Records that describe figures

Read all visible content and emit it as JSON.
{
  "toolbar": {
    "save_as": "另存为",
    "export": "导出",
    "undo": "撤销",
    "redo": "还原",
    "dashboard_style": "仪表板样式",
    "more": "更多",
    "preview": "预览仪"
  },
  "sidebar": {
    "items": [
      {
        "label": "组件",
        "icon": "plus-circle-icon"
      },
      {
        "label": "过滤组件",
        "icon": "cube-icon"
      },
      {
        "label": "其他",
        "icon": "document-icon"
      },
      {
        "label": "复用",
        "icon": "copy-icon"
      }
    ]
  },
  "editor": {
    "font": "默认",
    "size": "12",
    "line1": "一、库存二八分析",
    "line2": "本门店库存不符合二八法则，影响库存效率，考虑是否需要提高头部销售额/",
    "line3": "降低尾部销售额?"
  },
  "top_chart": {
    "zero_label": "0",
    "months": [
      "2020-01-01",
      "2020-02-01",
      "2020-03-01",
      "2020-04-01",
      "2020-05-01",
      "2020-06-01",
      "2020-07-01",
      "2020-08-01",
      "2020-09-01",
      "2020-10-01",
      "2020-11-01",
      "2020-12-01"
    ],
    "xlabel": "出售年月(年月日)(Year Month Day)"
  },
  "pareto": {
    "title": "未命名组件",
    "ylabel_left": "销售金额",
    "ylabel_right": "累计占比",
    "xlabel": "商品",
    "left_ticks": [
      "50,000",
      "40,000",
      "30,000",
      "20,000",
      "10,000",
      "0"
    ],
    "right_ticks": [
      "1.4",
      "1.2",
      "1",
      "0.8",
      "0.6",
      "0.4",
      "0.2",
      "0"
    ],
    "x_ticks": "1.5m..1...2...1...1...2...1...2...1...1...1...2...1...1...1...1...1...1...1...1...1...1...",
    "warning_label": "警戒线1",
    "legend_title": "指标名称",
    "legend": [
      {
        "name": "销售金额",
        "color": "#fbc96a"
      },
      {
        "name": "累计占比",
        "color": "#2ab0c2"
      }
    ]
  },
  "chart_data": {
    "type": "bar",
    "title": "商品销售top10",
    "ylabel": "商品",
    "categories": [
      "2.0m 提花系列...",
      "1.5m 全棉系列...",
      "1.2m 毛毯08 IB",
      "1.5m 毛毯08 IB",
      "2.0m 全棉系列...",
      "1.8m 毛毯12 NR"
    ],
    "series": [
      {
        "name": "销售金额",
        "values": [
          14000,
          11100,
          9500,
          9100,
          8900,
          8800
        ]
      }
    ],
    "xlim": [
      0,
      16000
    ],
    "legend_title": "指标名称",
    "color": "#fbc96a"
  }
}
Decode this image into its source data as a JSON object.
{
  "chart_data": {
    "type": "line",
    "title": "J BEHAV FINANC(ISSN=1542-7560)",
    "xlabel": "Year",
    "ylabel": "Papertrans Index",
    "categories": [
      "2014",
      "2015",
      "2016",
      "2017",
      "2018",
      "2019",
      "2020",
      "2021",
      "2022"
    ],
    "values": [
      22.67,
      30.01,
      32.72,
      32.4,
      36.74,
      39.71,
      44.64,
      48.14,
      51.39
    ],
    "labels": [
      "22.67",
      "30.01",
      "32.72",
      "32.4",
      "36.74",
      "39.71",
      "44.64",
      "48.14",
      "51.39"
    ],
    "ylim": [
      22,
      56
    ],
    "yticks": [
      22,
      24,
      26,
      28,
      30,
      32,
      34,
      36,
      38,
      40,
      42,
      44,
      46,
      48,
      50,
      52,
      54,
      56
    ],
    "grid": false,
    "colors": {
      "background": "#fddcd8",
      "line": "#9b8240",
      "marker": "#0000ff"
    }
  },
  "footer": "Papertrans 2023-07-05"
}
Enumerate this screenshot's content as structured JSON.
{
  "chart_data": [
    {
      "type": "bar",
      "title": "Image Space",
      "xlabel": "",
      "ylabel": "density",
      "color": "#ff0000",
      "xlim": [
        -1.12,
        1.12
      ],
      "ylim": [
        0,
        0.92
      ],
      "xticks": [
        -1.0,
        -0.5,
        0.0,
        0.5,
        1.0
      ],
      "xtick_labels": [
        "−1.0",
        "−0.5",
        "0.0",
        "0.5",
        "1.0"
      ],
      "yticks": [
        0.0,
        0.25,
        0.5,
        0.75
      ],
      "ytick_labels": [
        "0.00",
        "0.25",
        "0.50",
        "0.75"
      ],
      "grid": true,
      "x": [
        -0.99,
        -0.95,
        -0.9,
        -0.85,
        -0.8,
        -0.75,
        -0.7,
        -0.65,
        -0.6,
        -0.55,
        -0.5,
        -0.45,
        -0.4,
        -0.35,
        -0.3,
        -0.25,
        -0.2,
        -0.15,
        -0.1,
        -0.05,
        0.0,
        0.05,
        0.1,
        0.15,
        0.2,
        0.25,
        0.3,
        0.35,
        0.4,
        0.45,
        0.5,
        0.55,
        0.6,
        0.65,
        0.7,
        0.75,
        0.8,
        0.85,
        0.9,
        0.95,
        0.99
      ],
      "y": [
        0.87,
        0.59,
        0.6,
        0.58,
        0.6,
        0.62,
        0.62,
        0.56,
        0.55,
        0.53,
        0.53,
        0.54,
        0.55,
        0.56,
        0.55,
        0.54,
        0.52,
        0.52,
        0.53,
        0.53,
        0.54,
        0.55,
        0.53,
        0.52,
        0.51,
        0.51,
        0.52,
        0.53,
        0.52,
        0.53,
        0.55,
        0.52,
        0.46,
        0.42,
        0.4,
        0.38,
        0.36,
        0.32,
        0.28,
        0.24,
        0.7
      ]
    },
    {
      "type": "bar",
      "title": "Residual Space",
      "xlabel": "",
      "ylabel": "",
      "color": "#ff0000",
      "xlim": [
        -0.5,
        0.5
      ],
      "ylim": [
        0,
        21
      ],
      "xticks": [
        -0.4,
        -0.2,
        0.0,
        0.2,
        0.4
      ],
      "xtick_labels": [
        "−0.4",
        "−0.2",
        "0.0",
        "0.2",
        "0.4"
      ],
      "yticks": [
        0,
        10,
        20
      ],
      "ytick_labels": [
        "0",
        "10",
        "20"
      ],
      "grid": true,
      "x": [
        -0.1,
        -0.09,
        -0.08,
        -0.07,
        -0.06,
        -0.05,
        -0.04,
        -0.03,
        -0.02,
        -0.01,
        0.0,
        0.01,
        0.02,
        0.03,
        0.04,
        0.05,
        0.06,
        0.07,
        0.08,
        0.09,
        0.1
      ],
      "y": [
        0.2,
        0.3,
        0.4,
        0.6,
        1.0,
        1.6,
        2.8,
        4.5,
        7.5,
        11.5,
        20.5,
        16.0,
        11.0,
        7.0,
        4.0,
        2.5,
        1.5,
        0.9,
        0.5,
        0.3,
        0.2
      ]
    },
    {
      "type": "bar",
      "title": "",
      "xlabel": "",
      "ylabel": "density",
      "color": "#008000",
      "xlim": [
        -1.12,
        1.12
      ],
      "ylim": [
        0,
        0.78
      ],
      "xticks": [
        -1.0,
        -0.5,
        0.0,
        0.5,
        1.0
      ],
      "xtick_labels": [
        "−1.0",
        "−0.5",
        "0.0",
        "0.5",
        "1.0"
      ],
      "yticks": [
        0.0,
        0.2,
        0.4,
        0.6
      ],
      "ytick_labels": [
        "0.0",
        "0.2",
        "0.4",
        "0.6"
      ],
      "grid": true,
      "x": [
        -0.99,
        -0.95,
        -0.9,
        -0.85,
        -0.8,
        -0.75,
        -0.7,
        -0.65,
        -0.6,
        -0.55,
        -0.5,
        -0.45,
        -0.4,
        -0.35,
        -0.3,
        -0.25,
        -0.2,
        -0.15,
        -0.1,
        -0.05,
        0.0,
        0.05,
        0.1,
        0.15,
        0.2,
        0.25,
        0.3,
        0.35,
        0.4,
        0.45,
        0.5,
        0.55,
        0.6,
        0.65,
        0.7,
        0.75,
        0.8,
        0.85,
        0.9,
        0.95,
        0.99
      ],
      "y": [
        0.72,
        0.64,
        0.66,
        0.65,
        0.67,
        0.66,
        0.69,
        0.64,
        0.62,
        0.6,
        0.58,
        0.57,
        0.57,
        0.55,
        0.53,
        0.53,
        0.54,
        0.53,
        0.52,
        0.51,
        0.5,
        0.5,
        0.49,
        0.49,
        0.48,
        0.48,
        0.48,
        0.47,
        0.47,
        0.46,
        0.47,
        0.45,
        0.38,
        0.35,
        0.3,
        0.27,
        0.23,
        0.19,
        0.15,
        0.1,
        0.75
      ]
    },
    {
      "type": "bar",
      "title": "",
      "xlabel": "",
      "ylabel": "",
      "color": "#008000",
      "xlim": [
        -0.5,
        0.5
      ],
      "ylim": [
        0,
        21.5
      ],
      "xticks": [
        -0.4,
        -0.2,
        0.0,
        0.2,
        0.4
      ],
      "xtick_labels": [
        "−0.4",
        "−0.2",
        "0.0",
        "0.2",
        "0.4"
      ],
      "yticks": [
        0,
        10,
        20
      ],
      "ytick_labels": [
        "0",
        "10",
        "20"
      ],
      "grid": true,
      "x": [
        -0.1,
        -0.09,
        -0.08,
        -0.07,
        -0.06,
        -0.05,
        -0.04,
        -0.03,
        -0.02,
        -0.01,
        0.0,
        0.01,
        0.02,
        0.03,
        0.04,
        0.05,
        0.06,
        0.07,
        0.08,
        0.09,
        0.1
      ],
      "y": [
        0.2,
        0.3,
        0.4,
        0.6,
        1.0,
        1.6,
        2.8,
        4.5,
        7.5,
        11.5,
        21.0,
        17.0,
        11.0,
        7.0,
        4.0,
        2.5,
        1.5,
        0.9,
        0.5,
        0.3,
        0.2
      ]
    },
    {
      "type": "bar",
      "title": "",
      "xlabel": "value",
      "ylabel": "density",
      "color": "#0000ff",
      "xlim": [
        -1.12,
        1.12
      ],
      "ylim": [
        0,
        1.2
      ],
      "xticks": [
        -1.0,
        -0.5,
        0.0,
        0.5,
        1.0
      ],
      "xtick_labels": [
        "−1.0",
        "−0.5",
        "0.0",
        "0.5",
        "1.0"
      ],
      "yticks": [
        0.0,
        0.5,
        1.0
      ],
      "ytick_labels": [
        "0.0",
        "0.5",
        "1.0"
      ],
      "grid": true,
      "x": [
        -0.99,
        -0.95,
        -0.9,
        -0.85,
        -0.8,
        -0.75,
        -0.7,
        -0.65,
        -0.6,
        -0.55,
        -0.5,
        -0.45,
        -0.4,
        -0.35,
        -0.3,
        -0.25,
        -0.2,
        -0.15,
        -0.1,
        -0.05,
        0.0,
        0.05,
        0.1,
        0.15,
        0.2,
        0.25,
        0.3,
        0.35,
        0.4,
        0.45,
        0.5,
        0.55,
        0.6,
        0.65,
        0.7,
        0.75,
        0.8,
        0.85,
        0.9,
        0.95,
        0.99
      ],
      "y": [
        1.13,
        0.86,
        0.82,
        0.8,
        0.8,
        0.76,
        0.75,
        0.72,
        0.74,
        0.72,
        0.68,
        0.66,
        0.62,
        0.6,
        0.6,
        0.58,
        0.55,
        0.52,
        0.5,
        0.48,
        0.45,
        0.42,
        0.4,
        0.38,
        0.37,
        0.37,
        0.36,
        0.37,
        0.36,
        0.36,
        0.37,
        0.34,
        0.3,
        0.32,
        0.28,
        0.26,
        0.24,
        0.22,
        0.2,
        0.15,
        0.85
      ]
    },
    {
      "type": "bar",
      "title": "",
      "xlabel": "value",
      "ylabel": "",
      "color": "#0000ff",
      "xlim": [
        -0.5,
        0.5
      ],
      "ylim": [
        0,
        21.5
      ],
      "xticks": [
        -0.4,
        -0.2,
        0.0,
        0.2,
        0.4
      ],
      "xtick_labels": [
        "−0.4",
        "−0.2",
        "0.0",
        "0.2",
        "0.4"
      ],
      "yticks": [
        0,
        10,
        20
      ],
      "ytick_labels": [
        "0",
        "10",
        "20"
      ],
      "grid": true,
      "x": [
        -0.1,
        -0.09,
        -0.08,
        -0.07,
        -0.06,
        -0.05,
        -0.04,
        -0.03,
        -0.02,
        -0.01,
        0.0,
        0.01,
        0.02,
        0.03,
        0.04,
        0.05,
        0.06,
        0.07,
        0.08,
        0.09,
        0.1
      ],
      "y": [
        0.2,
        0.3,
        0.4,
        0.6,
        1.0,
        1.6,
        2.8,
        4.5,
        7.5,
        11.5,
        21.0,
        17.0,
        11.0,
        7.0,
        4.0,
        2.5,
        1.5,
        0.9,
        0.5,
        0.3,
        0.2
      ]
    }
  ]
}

▶ **Aim of the task**
Copy out each line of the records that holds the string "content".

▶ **Task solution**
Read all visible content and emit it as JSON.
Enumerate this screenshot's content as structured JSON.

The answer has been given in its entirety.